== Data for this exercise ==
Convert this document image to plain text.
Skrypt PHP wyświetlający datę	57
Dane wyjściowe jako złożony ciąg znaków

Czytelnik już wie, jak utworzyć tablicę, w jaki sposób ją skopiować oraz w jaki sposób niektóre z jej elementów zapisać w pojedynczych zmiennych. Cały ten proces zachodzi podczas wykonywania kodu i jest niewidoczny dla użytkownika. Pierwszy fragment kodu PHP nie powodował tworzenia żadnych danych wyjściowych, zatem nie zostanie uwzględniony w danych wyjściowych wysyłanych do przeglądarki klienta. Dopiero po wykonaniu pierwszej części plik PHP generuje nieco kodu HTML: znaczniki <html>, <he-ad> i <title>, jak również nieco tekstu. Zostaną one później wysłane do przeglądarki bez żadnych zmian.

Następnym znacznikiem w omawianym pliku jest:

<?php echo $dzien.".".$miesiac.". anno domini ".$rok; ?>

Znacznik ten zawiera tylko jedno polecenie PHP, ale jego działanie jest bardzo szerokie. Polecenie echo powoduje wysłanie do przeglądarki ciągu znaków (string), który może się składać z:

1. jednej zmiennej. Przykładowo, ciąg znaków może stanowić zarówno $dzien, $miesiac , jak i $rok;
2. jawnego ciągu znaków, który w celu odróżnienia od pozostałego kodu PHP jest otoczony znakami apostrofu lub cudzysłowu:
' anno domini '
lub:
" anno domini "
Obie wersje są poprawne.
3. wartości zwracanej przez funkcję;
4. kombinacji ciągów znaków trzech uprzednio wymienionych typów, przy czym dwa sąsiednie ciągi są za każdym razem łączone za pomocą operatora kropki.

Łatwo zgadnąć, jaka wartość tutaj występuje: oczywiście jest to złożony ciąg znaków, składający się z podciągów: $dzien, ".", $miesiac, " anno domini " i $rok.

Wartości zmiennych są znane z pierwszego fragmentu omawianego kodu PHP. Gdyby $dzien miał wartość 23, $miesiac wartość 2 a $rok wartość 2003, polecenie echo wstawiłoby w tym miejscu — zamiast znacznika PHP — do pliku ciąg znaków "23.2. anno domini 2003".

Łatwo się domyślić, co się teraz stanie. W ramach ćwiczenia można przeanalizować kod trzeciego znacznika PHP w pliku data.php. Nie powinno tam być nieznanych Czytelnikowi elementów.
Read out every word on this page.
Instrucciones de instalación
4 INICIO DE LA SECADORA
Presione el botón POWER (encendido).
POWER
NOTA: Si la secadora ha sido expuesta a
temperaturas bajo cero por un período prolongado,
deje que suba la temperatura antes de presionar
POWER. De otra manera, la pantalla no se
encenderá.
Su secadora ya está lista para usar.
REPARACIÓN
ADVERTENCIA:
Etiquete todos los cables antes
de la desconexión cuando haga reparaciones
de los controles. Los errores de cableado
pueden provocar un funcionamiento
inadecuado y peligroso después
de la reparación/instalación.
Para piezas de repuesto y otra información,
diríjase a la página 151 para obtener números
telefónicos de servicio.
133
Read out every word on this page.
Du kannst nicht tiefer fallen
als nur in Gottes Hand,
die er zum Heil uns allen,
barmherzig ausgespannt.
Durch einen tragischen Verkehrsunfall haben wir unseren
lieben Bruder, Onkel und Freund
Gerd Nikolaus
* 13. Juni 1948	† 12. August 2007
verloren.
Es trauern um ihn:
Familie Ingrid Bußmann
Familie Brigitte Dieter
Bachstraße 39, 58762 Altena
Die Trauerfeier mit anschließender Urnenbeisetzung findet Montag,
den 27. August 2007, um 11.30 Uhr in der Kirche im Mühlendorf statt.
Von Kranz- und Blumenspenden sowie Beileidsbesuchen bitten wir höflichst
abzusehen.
===
The problem: Extract the entries above verbatim.

Result for this task:
Convert this document image to plain text.
Skrypt PHP wyświetlający datę	57
Dane wyjściowe jako złożony ciąg znaków

Czytelnik już wie, jak utworzyć tablicę, w jaki sposób ją skopiować oraz w jaki sposób niektóre z jej elementów zapisać w pojedynczych zmiennych. Cały ten proces zachodzi podczas wykonywania kodu i jest niewidoczny dla użytkownika. Pierwszy fragment kodu PHP nie powodował tworzenia żadnych danych wyjściowych, zatem nie zostanie uwzględniony w danych wyjściowych wysyłanych do przeglądarki klienta. Dopiero po wykonaniu pierwszej części plik PHP generuje nieco kodu HTML: znaczniki <html>, <he-ad> i <title>, jak również nieco tekstu. Zostaną one później wysłane do przeglądarki bez żadnych zmian.

Następnym znacznikiem w omawianym pliku jest:

<?php echo $dzien.".".$miesiac.". anno domini ".$rok; ?>

Znacznik ten zawiera tylko jedno polecenie PHP, ale jego działanie jest bardzo szerokie. Polecenie echo powoduje wysłanie do przeglądarki ciągu znaków (string), który może się składać z:

1. jednej zmiennej. Przykładowo, ciąg znaków może stanowić zarówno $dzien, $miesiac , jak i $rok;
2. jawnego ciągu znaków, który w celu odróżnienia od pozostałego kodu PHP jest otoczony znakami apostrofu lub cudzysłowu:
' anno domini '
lub:
" anno domini "
Obie wersje są poprawne.
3. wartości zwracanej przez funkcję;
4. kombinacji ciągów znaków trzech uprzednio wymienionych typów, przy czym dwa sąsiednie ciągi są za każdym razem łączone za pomocą operatora kropki.

Łatwo zgadnąć, jaka wartość tutaj występuje: oczywiście jest to złożony ciąg znaków, składający się z podciągów: $dzien, ".", $miesiac, " anno domini " i $rok.

Wartości zmiennych są znane z pierwszego fragmentu omawianego kodu PHP. Gdyby $dzien miał wartość 23, $miesiac wartość 2 a $rok wartość 2003, polecenie echo wstawiłoby w tym miejscu — zamiast znacznika PHP — do pliku ciąg znaków "23.2. anno domini 2003".

Łatwo się domyślić, co się teraz stanie. W ramach ćwiczenia można przeanalizować kod trzeciego znacznika PHP w pliku data.php. Nie powinno tam być nieznanych Czytelnikowi elementów.
Read out every word on this page.
Instrucciones de instalación
4 INICIO DE LA SECADORA
Presione el botón POWER (encendido).
POWER
NOTA: Si la secadora ha sido expuesta a
temperaturas bajo cero por un período prolongado,
deje que suba la temperatura antes de presionar
POWER. De otra manera, la pantalla no se
encenderá.
Su secadora ya está lista para usar.
REPARACIÓN
ADVERTENCIA:
Etiquete todos los cables antes
de la desconexión cuando haga reparaciones
de los controles. Los errores de cableado
pueden provocar un funcionamiento
inadecuado y peligroso después
de la reparación/instalación.
Para piezas de repuesto y otra información,
diríjase a la página 151 para obtener números
telefónicos de servicio.
133
Read out every word on this page.
Du kannst nicht tiefer fallen
als nur in Gottes Hand,
die er zum Heil uns allen,
barmherzig ausgespannt.
Durch einen tragischen Verkehrsunfall haben wir unseren
lieben Bruder, Onkel und Freund
Gerd Nikolaus
* 13. Juni 1948	† 12. August 2007
verloren.
Es trauern um ihn:
Familie Ingrid Bußmann
Familie Brigitte Dieter
Bachstraße 39, 58762 Altena
Die Trauerfeier mit anschließender Urnenbeisetzung findet Montag,
den 27. August 2007, um 11.30 Uhr in der Kirche im Mühlendorf statt.
Von Kranz- und Blumenspenden sowie Beileidsbesuchen bitten wir höflichst
abzusehen.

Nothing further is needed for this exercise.